[Saved data entries]
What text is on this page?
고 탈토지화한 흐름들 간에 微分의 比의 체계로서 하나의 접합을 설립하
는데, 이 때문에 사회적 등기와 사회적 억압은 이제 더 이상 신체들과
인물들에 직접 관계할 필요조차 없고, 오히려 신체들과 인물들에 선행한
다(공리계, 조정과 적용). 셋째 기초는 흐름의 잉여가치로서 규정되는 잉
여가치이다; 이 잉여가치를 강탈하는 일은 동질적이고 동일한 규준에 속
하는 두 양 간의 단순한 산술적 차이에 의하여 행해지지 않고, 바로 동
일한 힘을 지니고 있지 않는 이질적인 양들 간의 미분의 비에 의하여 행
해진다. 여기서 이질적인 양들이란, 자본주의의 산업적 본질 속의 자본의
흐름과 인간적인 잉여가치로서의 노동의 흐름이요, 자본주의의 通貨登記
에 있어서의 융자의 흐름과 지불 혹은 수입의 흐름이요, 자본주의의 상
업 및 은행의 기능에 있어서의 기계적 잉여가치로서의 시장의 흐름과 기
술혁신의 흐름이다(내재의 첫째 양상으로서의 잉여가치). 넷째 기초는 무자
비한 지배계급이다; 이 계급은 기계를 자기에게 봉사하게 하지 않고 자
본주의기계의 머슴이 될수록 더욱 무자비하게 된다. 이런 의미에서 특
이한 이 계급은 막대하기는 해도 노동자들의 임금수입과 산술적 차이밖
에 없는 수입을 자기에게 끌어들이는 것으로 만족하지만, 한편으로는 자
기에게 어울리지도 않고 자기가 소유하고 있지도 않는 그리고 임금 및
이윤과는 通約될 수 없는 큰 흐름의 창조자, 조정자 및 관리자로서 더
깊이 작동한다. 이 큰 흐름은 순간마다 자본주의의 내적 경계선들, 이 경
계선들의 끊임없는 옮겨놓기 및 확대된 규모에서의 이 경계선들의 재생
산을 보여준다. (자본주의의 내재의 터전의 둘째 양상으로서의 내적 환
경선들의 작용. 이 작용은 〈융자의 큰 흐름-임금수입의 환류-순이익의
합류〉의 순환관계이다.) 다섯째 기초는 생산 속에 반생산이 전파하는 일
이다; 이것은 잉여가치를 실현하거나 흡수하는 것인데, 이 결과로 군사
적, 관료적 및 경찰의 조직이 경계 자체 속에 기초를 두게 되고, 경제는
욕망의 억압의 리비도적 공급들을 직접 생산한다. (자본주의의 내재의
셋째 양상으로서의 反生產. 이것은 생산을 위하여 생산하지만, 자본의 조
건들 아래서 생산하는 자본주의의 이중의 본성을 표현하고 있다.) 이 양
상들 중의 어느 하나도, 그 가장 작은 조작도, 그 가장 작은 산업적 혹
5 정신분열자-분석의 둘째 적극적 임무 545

REQUIREMENT:
From the records above, extract each line exactly as shown.

RESULT OF THIS TASK:
What text is on this page?
고 탈토지화한 흐름들 간에 微分의 比의 체계로서 하나의 접합을 설립하
는데, 이 때문에 사회적 등기와 사회적 억압은 이제 더 이상 신체들과
인물들에 직접 관계할 필요조차 없고, 오히려 신체들과 인물들에 선행한
다(공리계, 조정과 적용). 셋째 기초는 흐름의 잉여가치로서 규정되는 잉
여가치이다; 이 잉여가치를 강탈하는 일은 동질적이고 동일한 규준에 속
하는 두 양 간의 단순한 산술적 차이에 의하여 행해지지 않고, 바로 동
일한 힘을 지니고 있지 않는 이질적인 양들 간의 미분의 비에 의하여 행
해진다. 여기서 이질적인 양들이란, 자본주의의 산업적 본질 속의 자본의
흐름과 인간적인 잉여가치로서의 노동의 흐름이요, 자본주의의 通貨登記
에 있어서의 융자의 흐름과 지불 혹은 수입의 흐름이요, 자본주의의 상
업 및 은행의 기능에 있어서의 기계적 잉여가치로서의 시장의 흐름과 기
술혁신의 흐름이다(내재의 첫째 양상으로서의 잉여가치). 넷째 기초는 무자
비한 지배계급이다; 이 계급은 기계를 자기에게 봉사하게 하지 않고 자
본주의기계의 머슴이 될수록 더욱 무자비하게 된다. 이런 의미에서 특
이한 이 계급은 막대하기는 해도 노동자들의 임금수입과 산술적 차이밖
에 없는 수입을 자기에게 끌어들이는 것으로 만족하지만, 한편으로는 자
기에게 어울리지도 않고 자기가 소유하고 있지도 않는 그리고 임금 및
이윤과는 通約될 수 없는 큰 흐름의 창조자, 조정자 및 관리자로서 더
깊이 작동한다. 이 큰 흐름은 순간마다 자본주의의 내적 경계선들, 이 경
계선들의 끊임없는 옮겨놓기 및 확대된 규모에서의 이 경계선들의 재생
산을 보여준다. (자본주의의 내재의 터전의 둘째 양상으로서의 내적 환
경선들의 작용. 이 작용은 〈융자의 큰 흐름-임금수입의 환류-순이익의
합류〉의 순환관계이다.) 다섯째 기초는 생산 속에 반생산이 전파하는 일
이다; 이것은 잉여가치를 실현하거나 흡수하는 것인데, 이 결과로 군사
적, 관료적 및 경찰의 조직이 경계 자체 속에 기초를 두게 되고, 경제는
욕망의 억압의 리비도적 공급들을 직접 생산한다. (자본주의의 내재의
셋째 양상으로서의 反生產. 이것은 생산을 위하여 생산하지만, 자본의 조
건들 아래서 생산하는 자본주의의 이중의 본성을 표현하고 있다.) 이 양
상들 중의 어느 하나도, 그 가장 작은 조작도, 그 가장 작은 산업적 혹
5 정신분열자-분석의 둘째 적극적 임무 545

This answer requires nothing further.